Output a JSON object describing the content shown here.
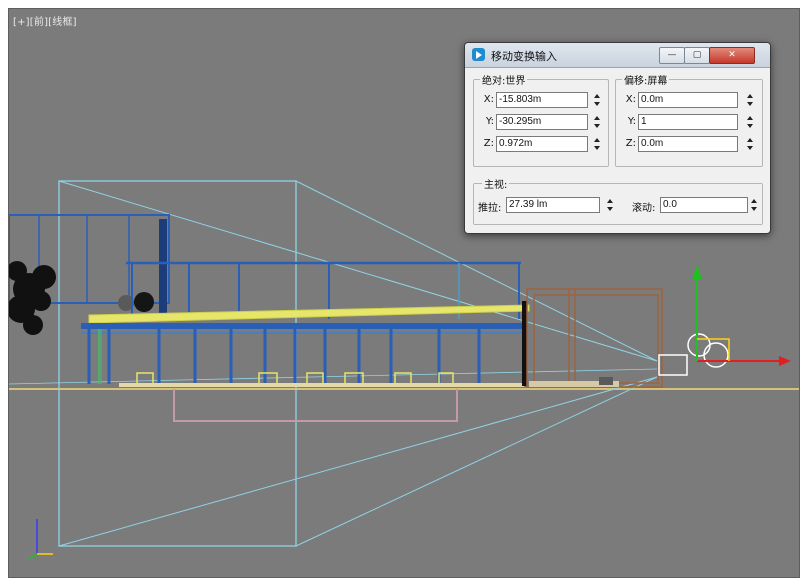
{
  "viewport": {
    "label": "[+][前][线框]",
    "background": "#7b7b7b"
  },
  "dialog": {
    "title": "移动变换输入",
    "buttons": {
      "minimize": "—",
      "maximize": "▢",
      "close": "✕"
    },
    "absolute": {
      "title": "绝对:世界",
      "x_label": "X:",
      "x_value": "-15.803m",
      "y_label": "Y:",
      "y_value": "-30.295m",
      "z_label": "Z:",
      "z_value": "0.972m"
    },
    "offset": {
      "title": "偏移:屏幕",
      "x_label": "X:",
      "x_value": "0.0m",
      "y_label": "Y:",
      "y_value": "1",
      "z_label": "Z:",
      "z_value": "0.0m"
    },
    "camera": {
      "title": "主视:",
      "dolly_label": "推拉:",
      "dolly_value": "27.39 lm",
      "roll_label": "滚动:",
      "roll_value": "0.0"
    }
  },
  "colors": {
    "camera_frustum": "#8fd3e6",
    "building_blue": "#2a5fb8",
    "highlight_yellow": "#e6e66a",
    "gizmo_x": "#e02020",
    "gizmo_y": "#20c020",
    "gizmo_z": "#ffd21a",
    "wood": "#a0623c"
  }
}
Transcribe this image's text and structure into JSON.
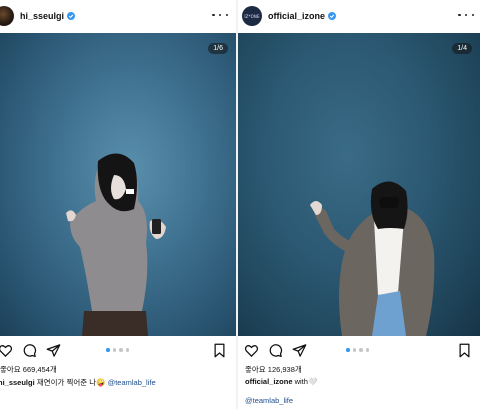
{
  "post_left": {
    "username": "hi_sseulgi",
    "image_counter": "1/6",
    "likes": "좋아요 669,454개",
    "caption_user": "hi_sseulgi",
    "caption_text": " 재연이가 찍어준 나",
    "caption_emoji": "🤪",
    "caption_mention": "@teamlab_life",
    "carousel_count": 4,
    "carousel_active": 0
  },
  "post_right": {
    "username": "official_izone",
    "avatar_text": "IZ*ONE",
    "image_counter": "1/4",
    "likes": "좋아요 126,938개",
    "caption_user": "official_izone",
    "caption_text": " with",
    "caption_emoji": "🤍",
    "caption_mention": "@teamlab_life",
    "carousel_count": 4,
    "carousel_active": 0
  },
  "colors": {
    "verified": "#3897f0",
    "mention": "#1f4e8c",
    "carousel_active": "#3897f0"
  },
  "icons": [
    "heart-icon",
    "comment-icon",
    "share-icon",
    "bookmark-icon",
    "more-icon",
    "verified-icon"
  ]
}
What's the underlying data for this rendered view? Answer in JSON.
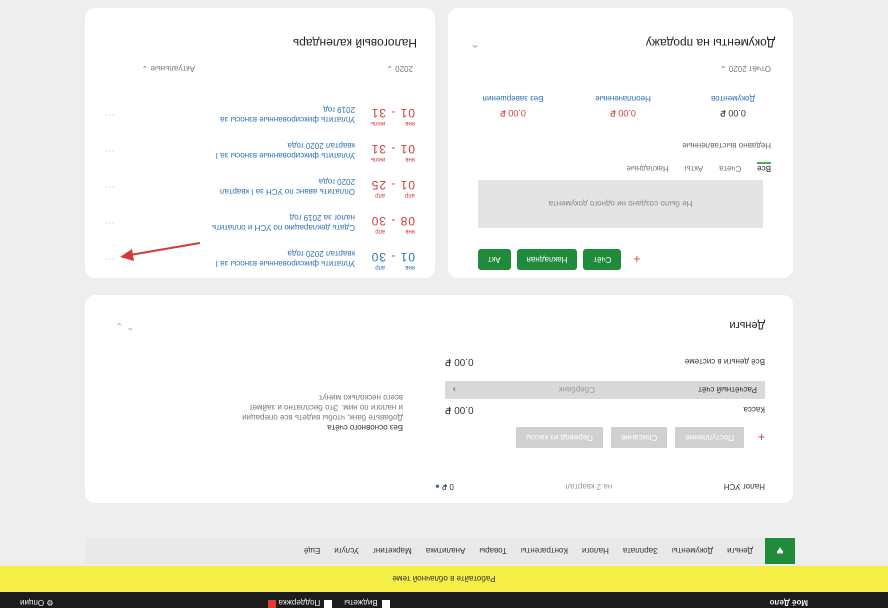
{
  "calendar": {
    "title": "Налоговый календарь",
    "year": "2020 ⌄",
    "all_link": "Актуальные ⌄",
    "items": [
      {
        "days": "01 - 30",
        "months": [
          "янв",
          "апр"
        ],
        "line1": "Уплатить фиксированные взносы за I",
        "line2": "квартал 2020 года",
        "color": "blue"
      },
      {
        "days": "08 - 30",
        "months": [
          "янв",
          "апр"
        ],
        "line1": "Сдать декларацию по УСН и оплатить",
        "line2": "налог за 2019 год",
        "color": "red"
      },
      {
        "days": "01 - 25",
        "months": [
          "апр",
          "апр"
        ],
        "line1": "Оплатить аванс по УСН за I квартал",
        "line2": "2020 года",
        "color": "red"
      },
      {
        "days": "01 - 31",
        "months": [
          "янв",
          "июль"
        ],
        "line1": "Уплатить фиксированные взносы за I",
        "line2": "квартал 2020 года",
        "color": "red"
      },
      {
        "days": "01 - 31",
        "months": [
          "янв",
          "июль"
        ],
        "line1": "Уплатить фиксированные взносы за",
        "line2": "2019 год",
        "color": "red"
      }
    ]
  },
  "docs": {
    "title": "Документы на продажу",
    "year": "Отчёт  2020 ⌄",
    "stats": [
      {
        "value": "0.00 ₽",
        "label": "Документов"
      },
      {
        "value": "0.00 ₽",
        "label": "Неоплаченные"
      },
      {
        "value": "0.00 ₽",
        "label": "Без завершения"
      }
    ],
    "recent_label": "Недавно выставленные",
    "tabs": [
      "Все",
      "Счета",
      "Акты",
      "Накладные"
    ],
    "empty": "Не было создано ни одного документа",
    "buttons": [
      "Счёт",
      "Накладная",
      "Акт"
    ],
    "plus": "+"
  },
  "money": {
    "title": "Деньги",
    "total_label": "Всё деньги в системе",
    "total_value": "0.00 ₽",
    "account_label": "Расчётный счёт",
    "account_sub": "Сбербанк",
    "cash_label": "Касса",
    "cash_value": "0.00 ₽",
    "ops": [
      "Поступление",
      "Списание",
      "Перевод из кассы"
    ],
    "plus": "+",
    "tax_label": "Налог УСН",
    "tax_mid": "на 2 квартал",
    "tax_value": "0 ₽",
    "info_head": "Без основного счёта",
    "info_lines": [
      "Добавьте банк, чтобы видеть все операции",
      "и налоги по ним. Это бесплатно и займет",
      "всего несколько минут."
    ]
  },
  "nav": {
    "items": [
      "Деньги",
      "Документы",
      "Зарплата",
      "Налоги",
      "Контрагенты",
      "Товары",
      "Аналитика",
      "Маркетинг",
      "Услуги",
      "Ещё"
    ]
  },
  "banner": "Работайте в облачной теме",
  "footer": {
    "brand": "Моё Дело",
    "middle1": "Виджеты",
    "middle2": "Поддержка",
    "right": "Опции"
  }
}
......
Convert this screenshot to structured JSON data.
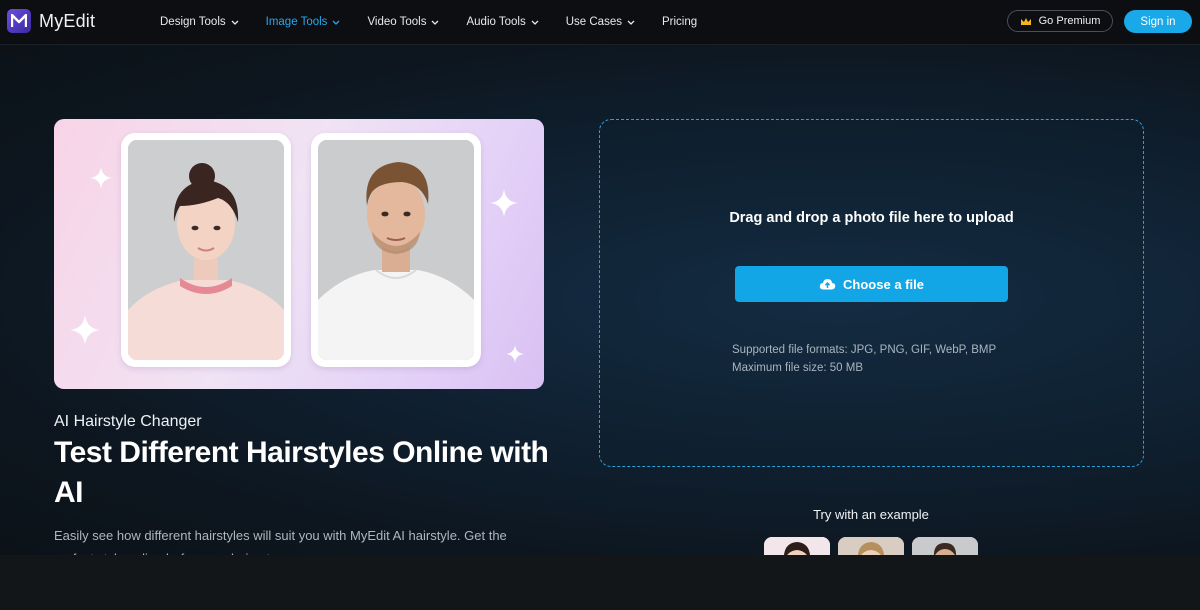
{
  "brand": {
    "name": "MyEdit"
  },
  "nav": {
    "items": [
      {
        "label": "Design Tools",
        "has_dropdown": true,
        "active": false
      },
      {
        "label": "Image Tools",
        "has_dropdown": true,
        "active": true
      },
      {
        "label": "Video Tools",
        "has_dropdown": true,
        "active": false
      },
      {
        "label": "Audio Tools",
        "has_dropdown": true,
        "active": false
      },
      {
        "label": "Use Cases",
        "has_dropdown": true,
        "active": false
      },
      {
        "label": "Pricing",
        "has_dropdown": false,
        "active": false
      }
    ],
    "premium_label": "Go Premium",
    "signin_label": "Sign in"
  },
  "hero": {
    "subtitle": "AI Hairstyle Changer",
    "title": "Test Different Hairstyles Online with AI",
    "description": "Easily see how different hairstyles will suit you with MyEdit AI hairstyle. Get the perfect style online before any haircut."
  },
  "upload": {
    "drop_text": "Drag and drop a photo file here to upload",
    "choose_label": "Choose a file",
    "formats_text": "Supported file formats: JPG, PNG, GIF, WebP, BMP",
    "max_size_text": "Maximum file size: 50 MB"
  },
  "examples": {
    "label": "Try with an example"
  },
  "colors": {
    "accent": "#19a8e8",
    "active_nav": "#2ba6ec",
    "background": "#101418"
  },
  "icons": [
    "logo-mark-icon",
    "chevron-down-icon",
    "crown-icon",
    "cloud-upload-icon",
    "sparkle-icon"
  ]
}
......
Pull every line containing "JSON" from the material above.

### Completed task:
Output a JSON object describing the content shown here.
Transcribe this image's text and structure into JSON.
What's the underlying data for this rendered view? Answer in JSON.
Convert this screenshot to structured JSON data.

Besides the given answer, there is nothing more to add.